- [TO BE DONE]
Copy the material that follows word for word and omit its pictures.

-- begin ENTRIES SHOWN --

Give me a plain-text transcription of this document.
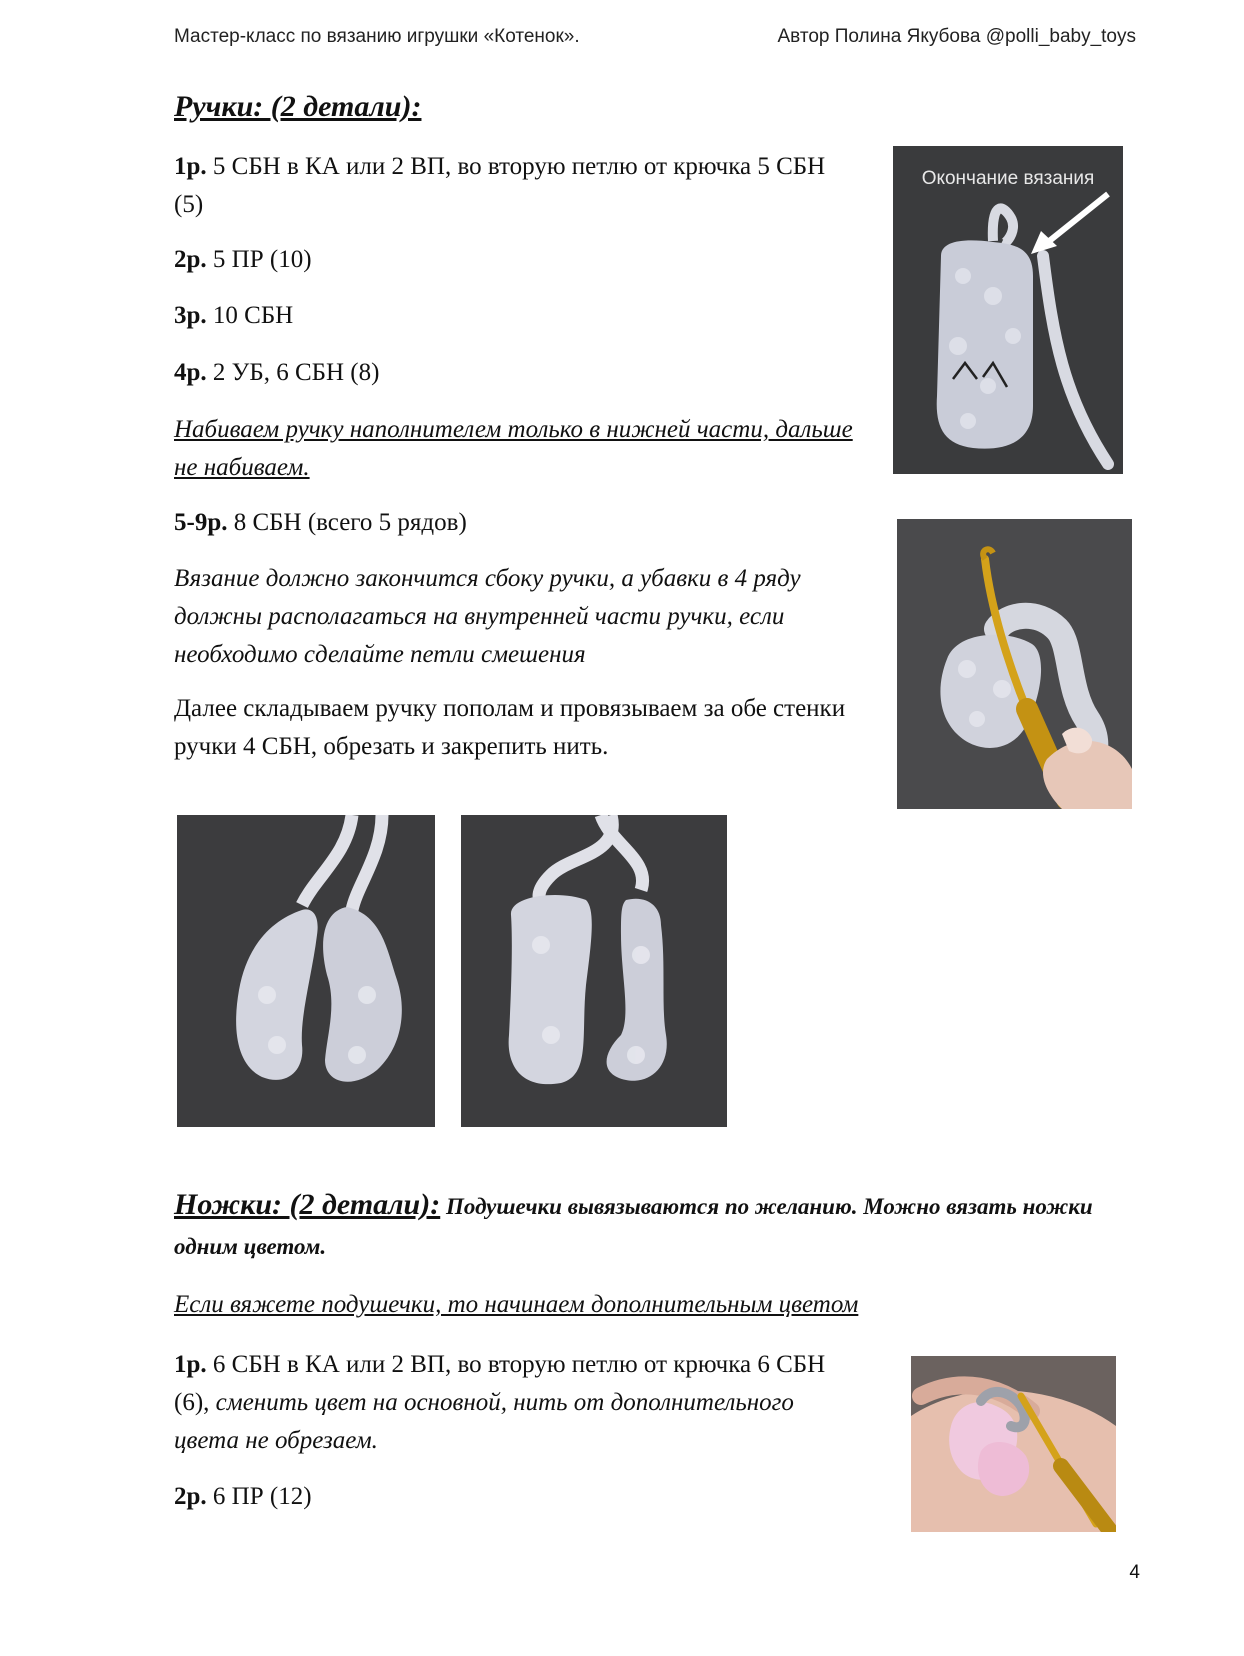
Мастер-класс по вязанию игрушки «Котенок».	Автор Полина Якубова @polli_baby_toys
Ручки: (2 детали):

1р. 5 СБН в КА или 2 ВП, во вторую петлю от крючка 5 СБН (5)

2р. 5 ПР (10)

3р. 10 СБН

4р. 2 УБ, 6 СБН (8)

Набиваем ручку наполнителем только в нижней части, дальше не набиваем.

5-9р. 8 СБН (всего 5 рядов)

Вязание должно закончится сбоку ручки, а убавки в 4 ряду должны располагаться на внутренней части ручки, если необходимо сделайте петли смешения

Далее складываем ручку пополам и провязываем за обе стенки ручки 4 СБН, обрезать и закрепить нить.

Окончание вязания
Ножки: (2 детали): Подушечки вывязываются по желанию. Можно вязать ножки одним цветом.

Если вяжете подушечки, то начинаем дополнительным цветом

1р. 6 СБН в КА или 2 ВП, во вторую петлю от крючка 6 СБН (6), сменить цвет на основной, нить от дополнительного цвета не обрезаем.

2р. 6 ПР (12)

4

-- end ENTRIES SHOWN --

- [RESPONSE TO THE EXERCISE]
Give me a plain-text transcription of this document.
Мастер-класс по вязанию игрушки «Котенок».	Автор Полина Якубова @polli_baby_toys
Ручки: (2 детали):

1р. 5 СБН в КА или 2 ВП, во вторую петлю от крючка 5 СБН (5)

2р. 5 ПР (10)

3р. 10 СБН

4р. 2 УБ, 6 СБН (8)

Набиваем ручку наполнителем только в нижней части, дальше не набиваем.

5-9р. 8 СБН (всего 5 рядов)

Вязание должно закончится сбоку ручки, а убавки в 4 ряду должны располагаться на внутренней части ручки, если необходимо сделайте петли смешения

Далее складываем ручку пополам и провязываем за обе стенки ручки 4 СБН, обрезать и закрепить нить.

Окончание вязания
Ножки: (2 детали): Подушечки вывязываются по желанию. Можно вязать ножки одним цветом.

Если вяжете подушечки, то начинаем дополнительным цветом

1р. 6 СБН в КА или 2 ВП, во вторую петлю от крючка 6 СБН (6), сменить цвет на основной, нить от дополнительного цвета не обрезаем.

2р. 6 ПР (12)

4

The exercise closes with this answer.